◆ **SOURCE DATA**
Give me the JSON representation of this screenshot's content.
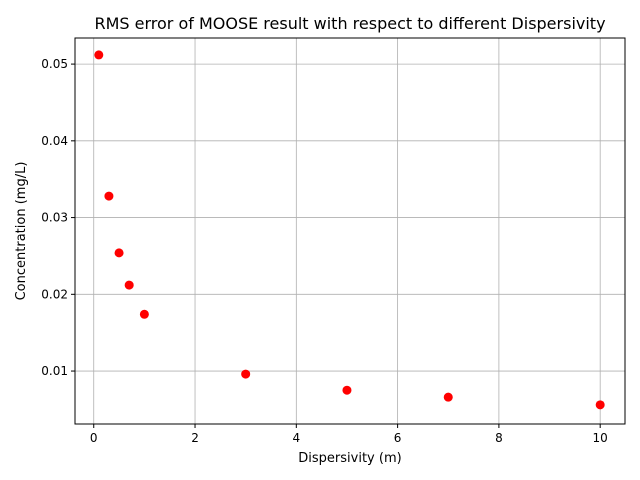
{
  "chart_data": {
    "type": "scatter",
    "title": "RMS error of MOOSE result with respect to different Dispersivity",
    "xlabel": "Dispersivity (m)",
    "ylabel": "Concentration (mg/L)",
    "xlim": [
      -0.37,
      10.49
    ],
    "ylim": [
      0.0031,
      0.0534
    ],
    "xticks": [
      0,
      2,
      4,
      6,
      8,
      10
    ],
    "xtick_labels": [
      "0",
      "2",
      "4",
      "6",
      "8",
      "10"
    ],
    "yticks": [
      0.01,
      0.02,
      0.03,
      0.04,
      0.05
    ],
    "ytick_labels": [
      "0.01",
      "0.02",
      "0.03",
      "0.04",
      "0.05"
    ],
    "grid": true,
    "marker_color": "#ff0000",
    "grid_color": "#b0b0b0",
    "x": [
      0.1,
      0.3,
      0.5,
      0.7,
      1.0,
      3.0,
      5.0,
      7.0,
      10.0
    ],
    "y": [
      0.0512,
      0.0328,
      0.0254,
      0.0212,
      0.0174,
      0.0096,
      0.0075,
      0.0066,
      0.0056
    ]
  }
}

◆ **DIRECTIONS**
Return every line holding the word "Dispersivity" from the records.

◆ **EXERCISE RESULT**
    "title": "RMS error of MOOSE result with respect to different Dispersivity",
    "xlabel": "Dispersivity (m)",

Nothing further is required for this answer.